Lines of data

═══

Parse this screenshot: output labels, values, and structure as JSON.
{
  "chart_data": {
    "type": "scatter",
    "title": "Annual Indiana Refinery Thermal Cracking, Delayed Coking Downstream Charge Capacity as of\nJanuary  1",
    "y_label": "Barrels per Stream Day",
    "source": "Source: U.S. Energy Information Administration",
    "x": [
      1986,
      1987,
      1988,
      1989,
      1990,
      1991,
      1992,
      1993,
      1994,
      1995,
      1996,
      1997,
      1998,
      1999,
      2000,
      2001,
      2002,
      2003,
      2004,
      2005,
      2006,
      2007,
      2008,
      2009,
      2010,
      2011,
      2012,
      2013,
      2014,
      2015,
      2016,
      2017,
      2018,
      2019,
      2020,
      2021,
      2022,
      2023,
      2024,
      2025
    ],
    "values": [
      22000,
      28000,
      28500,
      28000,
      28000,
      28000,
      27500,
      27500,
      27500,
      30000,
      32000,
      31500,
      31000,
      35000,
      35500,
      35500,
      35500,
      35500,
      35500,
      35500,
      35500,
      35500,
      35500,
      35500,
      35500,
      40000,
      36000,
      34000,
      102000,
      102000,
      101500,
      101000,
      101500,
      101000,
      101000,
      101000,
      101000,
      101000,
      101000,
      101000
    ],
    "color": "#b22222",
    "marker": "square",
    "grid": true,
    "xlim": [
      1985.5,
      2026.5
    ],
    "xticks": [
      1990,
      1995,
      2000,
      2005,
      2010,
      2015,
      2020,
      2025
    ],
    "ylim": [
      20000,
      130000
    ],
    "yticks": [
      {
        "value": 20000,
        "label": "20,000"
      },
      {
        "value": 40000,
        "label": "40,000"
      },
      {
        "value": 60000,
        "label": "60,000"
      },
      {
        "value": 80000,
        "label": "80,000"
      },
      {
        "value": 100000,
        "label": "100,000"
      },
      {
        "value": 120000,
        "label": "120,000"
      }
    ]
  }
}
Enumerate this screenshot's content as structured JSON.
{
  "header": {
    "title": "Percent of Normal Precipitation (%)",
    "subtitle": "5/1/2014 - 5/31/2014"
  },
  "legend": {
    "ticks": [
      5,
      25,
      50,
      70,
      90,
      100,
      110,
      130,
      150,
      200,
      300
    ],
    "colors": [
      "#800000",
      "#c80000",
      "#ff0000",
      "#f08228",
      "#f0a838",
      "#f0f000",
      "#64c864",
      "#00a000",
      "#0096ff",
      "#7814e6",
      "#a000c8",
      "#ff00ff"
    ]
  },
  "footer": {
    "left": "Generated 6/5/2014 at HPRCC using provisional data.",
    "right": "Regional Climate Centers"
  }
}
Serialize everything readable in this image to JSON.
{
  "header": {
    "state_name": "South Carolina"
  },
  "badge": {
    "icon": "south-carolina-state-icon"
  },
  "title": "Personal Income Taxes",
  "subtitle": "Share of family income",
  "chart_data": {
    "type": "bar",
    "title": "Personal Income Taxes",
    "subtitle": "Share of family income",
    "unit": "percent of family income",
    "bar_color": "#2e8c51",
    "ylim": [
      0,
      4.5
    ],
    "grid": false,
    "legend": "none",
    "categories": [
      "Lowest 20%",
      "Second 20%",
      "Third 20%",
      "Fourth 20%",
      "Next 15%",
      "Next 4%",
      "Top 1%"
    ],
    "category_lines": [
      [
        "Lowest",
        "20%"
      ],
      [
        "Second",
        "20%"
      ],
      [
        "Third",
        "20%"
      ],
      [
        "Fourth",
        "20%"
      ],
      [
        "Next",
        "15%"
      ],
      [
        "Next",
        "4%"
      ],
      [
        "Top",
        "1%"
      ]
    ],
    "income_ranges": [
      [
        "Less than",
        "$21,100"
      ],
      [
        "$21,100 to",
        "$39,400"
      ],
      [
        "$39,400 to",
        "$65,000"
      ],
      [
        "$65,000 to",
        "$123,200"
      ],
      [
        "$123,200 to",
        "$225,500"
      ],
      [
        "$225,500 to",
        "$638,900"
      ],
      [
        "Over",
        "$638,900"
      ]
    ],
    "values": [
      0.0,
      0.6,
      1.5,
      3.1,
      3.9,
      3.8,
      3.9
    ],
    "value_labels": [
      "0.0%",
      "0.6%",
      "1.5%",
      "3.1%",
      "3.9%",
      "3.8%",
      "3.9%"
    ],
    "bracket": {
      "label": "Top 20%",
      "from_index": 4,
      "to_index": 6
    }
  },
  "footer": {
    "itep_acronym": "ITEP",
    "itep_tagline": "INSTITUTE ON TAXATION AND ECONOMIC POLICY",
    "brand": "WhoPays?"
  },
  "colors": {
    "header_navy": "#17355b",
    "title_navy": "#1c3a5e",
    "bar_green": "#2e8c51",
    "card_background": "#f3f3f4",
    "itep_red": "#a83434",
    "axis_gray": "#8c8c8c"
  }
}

═══

Problem description → Return the listing above in its exact form.

The response →
Parse this screenshot: output labels, values, and structure as JSON.
{
  "chart_data": {
    "type": "scatter",
    "title": "Annual Indiana Refinery Thermal Cracking, Delayed Coking Downstream Charge Capacity as of\nJanuary  1",
    "y_label": "Barrels per Stream Day",
    "source": "Source: U.S. Energy Information Administration",
    "x": [
      1986,
      1987,
      1988,
      1989,
      1990,
      1991,
      1992,
      1993,
      1994,
      1995,
      1996,
      1997,
      1998,
      1999,
      2000,
      2001,
      2002,
      2003,
      2004,
      2005,
      2006,
      2007,
      2008,
      2009,
      2010,
      2011,
      2012,
      2013,
      2014,
      2015,
      2016,
      2017,
      2018,
      2019,
      2020,
      2021,
      2022,
      2023,
      2024,
      2025
    ],
    "values": [
      22000,
      28000,
      28500,
      28000,
      28000,
      28000,
      27500,
      27500,
      27500,
      30000,
      32000,
      31500,
      31000,
      35000,
      35500,
      35500,
      35500,
      35500,
      35500,
      35500,
      35500,
      35500,
      35500,
      35500,
      35500,
      40000,
      36000,
      34000,
      102000,
      102000,
      101500,
      101000,
      101500,
      101000,
      101000,
      101000,
      101000,
      101000,
      101000,
      101000
    ],
    "color": "#b22222",
    "marker": "square",
    "grid": true,
    "xlim": [
      1985.5,
      2026.5
    ],
    "xticks": [
      1990,
      1995,
      2000,
      2005,
      2010,
      2015,
      2020,
      2025
    ],
    "ylim": [
      20000,
      130000
    ],
    "yticks": [
      {
        "value": 20000,
        "label": "20,000"
      },
      {
        "value": 40000,
        "label": "40,000"
      },
      {
        "value": 60000,
        "label": "60,000"
      },
      {
        "value": 80000,
        "label": "80,000"
      },
      {
        "value": 100000,
        "label": "100,000"
      },
      {
        "value": 120000,
        "label": "120,000"
      }
    ]
  }
}
Enumerate this screenshot's content as structured JSON.
{
  "header": {
    "title": "Percent of Normal Precipitation (%)",
    "subtitle": "5/1/2014 - 5/31/2014"
  },
  "legend": {
    "ticks": [
      5,
      25,
      50,
      70,
      90,
      100,
      110,
      130,
      150,
      200,
      300
    ],
    "colors": [
      "#800000",
      "#c80000",
      "#ff0000",
      "#f08228",
      "#f0a838",
      "#f0f000",
      "#64c864",
      "#00a000",
      "#0096ff",
      "#7814e6",
      "#a000c8",
      "#ff00ff"
    ]
  },
  "footer": {
    "left": "Generated 6/5/2014 at HPRCC using provisional data.",
    "right": "Regional Climate Centers"
  }
}
Serialize everything readable in this image to JSON.
{
  "header": {
    "state_name": "South Carolina"
  },
  "badge": {
    "icon": "south-carolina-state-icon"
  },
  "title": "Personal Income Taxes",
  "subtitle": "Share of family income",
  "chart_data": {
    "type": "bar",
    "title": "Personal Income Taxes",
    "subtitle": "Share of family income",
    "unit": "percent of family income",
    "bar_color": "#2e8c51",
    "ylim": [
      0,
      4.5
    ],
    "grid": false,
    "legend": "none",
    "categories": [
      "Lowest 20%",
      "Second 20%",
      "Third 20%",
      "Fourth 20%",
      "Next 15%",
      "Next 4%",
      "Top 1%"
    ],
    "category_lines": [
      [
        "Lowest",
        "20%"
      ],
      [
        "Second",
        "20%"
      ],
      [
        "Third",
        "20%"
      ],
      [
        "Fourth",
        "20%"
      ],
      [
        "Next",
        "15%"
      ],
      [
        "Next",
        "4%"
      ],
      [
        "Top",
        "1%"
      ]
    ],
    "income_ranges": [
      [
        "Less than",
        "$21,100"
      ],
      [
        "$21,100 to",
        "$39,400"
      ],
      [
        "$39,400 to",
        "$65,000"
      ],
      [
        "$65,000 to",
        "$123,200"
      ],
      [
        "$123,200 to",
        "$225,500"
      ],
      [
        "$225,500 to",
        "$638,900"
      ],
      [
        "Over",
        "$638,900"
      ]
    ],
    "values": [
      0.0,
      0.6,
      1.5,
      3.1,
      3.9,
      3.8,
      3.9
    ],
    "value_labels": [
      "0.0%",
      "0.6%",
      "1.5%",
      "3.1%",
      "3.9%",
      "3.8%",
      "3.9%"
    ],
    "bracket": {
      "label": "Top 20%",
      "from_index": 4,
      "to_index": 6
    }
  },
  "footer": {
    "itep_acronym": "ITEP",
    "itep_tagline": "INSTITUTE ON TAXATION AND ECONOMIC POLICY",
    "brand": "WhoPays?"
  },
  "colors": {
    "header_navy": "#17355b",
    "title_navy": "#1c3a5e",
    "bar_green": "#2e8c51",
    "card_background": "#f3f3f4",
    "itep_red": "#a83434",
    "axis_gray": "#8c8c8c"
  }
}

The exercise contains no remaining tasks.